Retype all of the data. Every line must match exactly.

--- START Supplied records ---

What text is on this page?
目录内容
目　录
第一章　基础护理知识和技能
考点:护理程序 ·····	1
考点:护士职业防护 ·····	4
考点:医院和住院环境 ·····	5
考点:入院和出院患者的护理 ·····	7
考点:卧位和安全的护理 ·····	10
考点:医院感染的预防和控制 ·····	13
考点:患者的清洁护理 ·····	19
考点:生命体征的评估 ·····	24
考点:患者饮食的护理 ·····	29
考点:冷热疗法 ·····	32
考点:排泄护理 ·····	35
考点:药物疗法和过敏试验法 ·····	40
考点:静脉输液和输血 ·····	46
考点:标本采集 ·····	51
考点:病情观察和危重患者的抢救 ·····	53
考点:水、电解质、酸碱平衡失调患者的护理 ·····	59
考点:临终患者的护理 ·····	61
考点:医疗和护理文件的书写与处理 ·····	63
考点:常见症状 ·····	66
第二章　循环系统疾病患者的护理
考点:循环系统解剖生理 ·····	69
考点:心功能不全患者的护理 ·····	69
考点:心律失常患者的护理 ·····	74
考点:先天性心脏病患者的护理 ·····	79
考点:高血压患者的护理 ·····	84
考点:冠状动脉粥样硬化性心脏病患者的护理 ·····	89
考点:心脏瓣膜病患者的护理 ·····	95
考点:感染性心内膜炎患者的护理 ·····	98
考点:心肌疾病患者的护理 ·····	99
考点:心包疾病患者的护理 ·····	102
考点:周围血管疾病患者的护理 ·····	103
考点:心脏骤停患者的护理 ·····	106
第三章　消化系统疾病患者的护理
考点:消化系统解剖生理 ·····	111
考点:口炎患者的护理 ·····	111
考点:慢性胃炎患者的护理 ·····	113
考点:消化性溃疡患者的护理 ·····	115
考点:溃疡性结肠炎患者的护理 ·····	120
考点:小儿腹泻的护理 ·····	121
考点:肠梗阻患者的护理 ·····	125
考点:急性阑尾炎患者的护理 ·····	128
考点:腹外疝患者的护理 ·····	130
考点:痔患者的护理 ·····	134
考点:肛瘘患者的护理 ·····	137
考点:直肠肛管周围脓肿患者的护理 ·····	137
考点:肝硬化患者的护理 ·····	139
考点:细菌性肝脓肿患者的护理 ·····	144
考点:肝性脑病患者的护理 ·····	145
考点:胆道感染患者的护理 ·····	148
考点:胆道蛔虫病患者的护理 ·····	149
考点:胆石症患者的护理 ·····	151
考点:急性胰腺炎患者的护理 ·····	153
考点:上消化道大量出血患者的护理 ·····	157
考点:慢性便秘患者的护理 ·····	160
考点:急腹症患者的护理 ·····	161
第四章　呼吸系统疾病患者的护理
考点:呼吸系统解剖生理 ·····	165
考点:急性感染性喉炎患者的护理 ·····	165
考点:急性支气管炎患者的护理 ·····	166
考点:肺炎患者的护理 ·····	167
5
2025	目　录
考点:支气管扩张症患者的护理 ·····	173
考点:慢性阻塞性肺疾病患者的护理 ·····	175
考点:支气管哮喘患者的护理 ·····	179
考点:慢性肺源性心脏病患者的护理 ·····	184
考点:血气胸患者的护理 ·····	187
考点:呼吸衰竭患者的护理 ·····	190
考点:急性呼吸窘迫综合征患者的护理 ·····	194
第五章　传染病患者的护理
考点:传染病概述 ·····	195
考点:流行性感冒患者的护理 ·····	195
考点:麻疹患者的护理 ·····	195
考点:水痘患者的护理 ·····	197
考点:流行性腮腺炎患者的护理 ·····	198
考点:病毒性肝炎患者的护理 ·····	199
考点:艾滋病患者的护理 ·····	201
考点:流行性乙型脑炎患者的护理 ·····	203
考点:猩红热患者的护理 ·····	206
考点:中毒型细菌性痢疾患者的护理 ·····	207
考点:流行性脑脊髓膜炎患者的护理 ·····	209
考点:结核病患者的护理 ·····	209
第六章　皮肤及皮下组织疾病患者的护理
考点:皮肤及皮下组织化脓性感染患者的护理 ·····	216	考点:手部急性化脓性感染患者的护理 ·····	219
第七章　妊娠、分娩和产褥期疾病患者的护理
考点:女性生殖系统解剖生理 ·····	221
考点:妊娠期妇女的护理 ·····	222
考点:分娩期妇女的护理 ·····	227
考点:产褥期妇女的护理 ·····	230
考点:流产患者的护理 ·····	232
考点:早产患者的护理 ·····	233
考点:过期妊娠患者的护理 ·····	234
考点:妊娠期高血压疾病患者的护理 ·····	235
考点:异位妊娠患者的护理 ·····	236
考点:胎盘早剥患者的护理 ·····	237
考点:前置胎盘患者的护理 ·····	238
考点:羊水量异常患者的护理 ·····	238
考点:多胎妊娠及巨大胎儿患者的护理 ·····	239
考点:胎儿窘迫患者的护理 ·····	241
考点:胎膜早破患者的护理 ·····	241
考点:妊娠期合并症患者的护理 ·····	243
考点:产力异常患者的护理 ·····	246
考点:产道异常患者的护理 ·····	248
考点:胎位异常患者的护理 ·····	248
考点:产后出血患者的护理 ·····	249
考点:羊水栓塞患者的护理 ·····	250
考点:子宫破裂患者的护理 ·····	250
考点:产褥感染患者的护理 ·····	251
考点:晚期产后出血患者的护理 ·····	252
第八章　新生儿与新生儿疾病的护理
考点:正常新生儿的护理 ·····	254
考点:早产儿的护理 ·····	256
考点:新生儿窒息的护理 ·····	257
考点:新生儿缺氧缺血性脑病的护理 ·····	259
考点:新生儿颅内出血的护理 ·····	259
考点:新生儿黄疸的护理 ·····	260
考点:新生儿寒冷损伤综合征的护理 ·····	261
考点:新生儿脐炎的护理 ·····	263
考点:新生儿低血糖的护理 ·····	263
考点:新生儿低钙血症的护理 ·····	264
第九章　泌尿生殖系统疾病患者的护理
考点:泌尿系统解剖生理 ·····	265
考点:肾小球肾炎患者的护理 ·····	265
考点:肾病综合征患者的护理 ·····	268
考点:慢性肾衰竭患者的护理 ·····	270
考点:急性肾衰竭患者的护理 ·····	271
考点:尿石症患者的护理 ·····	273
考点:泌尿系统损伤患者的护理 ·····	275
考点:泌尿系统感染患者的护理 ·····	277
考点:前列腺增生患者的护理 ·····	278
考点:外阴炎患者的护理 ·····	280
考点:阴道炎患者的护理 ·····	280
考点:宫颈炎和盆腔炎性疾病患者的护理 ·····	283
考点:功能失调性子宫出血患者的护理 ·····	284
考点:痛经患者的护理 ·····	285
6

--- END Supplied records ---

Reply:
What text is on this page?
目录内容
目　录
第一章　基础护理知识和技能
考点:护理程序 ·····	1
考点:护士职业防护 ·····	4
考点:医院和住院环境 ·····	5
考点:入院和出院患者的护理 ·····	7
考点:卧位和安全的护理 ·····	10
考点:医院感染的预防和控制 ·····	13
考点:患者的清洁护理 ·····	19
考点:生命体征的评估 ·····	24
考点:患者饮食的护理 ·····	29
考点:冷热疗法 ·····	32
考点:排泄护理 ·····	35
考点:药物疗法和过敏试验法 ·····	40
考点:静脉输液和输血 ·····	46
考点:标本采集 ·····	51
考点:病情观察和危重患者的抢救 ·····	53
考点:水、电解质、酸碱平衡失调患者的护理 ·····	59
考点:临终患者的护理 ·····	61
考点:医疗和护理文件的书写与处理 ·····	63
考点:常见症状 ·····	66
第二章　循环系统疾病患者的护理
考点:循环系统解剖生理 ·····	69
考点:心功能不全患者的护理 ·····	69
考点:心律失常患者的护理 ·····	74
考点:先天性心脏病患者的护理 ·····	79
考点:高血压患者的护理 ·····	84
考点:冠状动脉粥样硬化性心脏病患者的护理 ·····	89
考点:心脏瓣膜病患者的护理 ·····	95
考点:感染性心内膜炎患者的护理 ·····	98
考点:心肌疾病患者的护理 ·····	99
考点:心包疾病患者的护理 ·····	102
考点:周围血管疾病患者的护理 ·····	103
考点:心脏骤停患者的护理 ·····	106
第三章　消化系统疾病患者的护理
考点:消化系统解剖生理 ·····	111
考点:口炎患者的护理 ·····	111
考点:慢性胃炎患者的护理 ·····	113
考点:消化性溃疡患者的护理 ·····	115
考点:溃疡性结肠炎患者的护理 ·····	120
考点:小儿腹泻的护理 ·····	121
考点:肠梗阻患者的护理 ·····	125
考点:急性阑尾炎患者的护理 ·····	128
考点:腹外疝患者的护理 ·····	130
考点:痔患者的护理 ·····	134
考点:肛瘘患者的护理 ·····	137
考点:直肠肛管周围脓肿患者的护理 ·····	137
考点:肝硬化患者的护理 ·····	139
考点:细菌性肝脓肿患者的护理 ·····	144
考点:肝性脑病患者的护理 ·····	145
考点:胆道感染患者的护理 ·····	148
考点:胆道蛔虫病患者的护理 ·····	149
考点:胆石症患者的护理 ·····	151
考点:急性胰腺炎患者的护理 ·····	153
考点:上消化道大量出血患者的护理 ·····	157
考点:慢性便秘患者的护理 ·····	160
考点:急腹症患者的护理 ·····	161
第四章　呼吸系统疾病患者的护理
考点:呼吸系统解剖生理 ·····	165
考点:急性感染性喉炎患者的护理 ·····	165
考点:急性支气管炎患者的护理 ·····	166
考点:肺炎患者的护理 ·····	167
5
2025	目　录
考点:支气管扩张症患者的护理 ·····	173
考点:慢性阻塞性肺疾病患者的护理 ·····	175
考点:支气管哮喘患者的护理 ·····	179
考点:慢性肺源性心脏病患者的护理 ·····	184
考点:血气胸患者的护理 ·····	187
考点:呼吸衰竭患者的护理 ·····	190
考点:急性呼吸窘迫综合征患者的护理 ·····	194
第五章　传染病患者的护理
考点:传染病概述 ·····	195
考点:流行性感冒患者的护理 ·····	195
考点:麻疹患者的护理 ·····	195
考点:水痘患者的护理 ·····	197
考点:流行性腮腺炎患者的护理 ·····	198
考点:病毒性肝炎患者的护理 ·····	199
考点:艾滋病患者的护理 ·····	201
考点:流行性乙型脑炎患者的护理 ·····	203
考点:猩红热患者的护理 ·····	206
考点:中毒型细菌性痢疾患者的护理 ·····	207
考点:流行性脑脊髓膜炎患者的护理 ·····	209
考点:结核病患者的护理 ·····	209
第六章　皮肤及皮下组织疾病患者的护理
考点:皮肤及皮下组织化脓性感染患者的护理 ·····	216	考点:手部急性化脓性感染患者的护理 ·····	219
第七章　妊娠、分娩和产褥期疾病患者的护理
考点:女性生殖系统解剖生理 ·····	221
考点:妊娠期妇女的护理 ·····	222
考点:分娩期妇女的护理 ·····	227
考点:产褥期妇女的护理 ·····	230
考点:流产患者的护理 ·····	232
考点:早产患者的护理 ·····	233
考点:过期妊娠患者的护理 ·····	234
考点:妊娠期高血压疾病患者的护理 ·····	235
考点:异位妊娠患者的护理 ·····	236
考点:胎盘早剥患者的护理 ·····	237
考点:前置胎盘患者的护理 ·····	238
考点:羊水量异常患者的护理 ·····	238
考点:多胎妊娠及巨大胎儿患者的护理 ·····	239
考点:胎儿窘迫患者的护理 ·····	241
考点:胎膜早破患者的护理 ·····	241
考点:妊娠期合并症患者的护理 ·····	243
考点:产力异常患者的护理 ·····	246
考点:产道异常患者的护理 ·····	248
考点:胎位异常患者的护理 ·····	248
考点:产后出血患者的护理 ·····	249
考点:羊水栓塞患者的护理 ·····	250
考点:子宫破裂患者的护理 ·····	250
考点:产褥感染患者的护理 ·····	251
考点:晚期产后出血患者的护理 ·····	252
第八章　新生儿与新生儿疾病的护理
考点:正常新生儿的护理 ·····	254
考点:早产儿的护理 ·····	256
考点:新生儿窒息的护理 ·····	257
考点:新生儿缺氧缺血性脑病的护理 ·····	259
考点:新生儿颅内出血的护理 ·····	259
考点:新生儿黄疸的护理 ·····	260
考点:新生儿寒冷损伤综合征的护理 ·····	261
考点:新生儿脐炎的护理 ·····	263
考点:新生儿低血糖的护理 ·····	263
考点:新生儿低钙血症的护理 ·····	264
第九章　泌尿生殖系统疾病患者的护理
考点:泌尿系统解剖生理 ·····	265
考点:肾小球肾炎患者的护理 ·····	265
考点:肾病综合征患者的护理 ·····	268
考点:慢性肾衰竭患者的护理 ·····	270
考点:急性肾衰竭患者的护理 ·····	271
考点:尿石症患者的护理 ·····	273
考点:泌尿系统损伤患者的护理 ·····	275
考点:泌尿系统感染患者的护理 ·····	277
考点:前列腺增生患者的护理 ·····	278
考点:外阴炎患者的护理 ·····	280
考点:阴道炎患者的护理 ·····	280
考点:宫颈炎和盆腔炎性疾病患者的护理 ·····	283
考点:功能失调性子宫出血患者的护理 ·····	284
考点:痛经患者的护理 ·····	285
6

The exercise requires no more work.